▶ DESCRIPTION OF THE TASK: Locate all lines with the word "Maxwell". Copy them.

[Stored records]
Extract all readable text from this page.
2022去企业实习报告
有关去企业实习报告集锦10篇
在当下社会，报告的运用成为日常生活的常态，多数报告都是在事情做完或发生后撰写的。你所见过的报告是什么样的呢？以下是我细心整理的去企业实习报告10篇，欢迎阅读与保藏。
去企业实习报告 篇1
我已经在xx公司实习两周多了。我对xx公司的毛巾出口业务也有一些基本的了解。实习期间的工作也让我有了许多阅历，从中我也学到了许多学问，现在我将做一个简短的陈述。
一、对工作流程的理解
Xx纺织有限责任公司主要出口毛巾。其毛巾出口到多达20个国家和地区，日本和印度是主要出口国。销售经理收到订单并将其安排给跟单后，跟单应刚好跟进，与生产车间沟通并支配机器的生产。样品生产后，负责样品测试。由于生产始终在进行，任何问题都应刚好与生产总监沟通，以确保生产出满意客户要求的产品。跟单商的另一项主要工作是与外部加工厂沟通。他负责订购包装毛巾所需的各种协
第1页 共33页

...

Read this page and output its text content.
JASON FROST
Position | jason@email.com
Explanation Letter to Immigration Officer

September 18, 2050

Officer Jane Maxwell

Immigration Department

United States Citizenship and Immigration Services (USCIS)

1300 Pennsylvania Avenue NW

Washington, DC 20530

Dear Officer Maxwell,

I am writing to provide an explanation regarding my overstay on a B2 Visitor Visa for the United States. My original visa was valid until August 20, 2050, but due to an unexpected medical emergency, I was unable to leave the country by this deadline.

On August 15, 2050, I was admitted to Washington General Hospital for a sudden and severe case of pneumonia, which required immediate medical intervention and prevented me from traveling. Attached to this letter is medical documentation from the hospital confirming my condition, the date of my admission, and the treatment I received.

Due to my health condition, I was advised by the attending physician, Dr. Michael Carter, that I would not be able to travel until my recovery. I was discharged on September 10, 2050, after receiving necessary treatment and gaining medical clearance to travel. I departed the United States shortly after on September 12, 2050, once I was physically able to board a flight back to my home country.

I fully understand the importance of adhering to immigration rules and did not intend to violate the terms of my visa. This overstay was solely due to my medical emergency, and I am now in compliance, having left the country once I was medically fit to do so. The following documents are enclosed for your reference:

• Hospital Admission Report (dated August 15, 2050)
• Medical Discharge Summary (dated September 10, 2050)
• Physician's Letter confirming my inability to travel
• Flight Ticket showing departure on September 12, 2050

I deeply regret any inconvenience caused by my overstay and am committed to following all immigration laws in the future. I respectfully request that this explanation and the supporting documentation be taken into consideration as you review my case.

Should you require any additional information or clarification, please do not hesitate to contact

▶ ANSWER:
Officer Jane Maxwell
Dear Officer Maxwell,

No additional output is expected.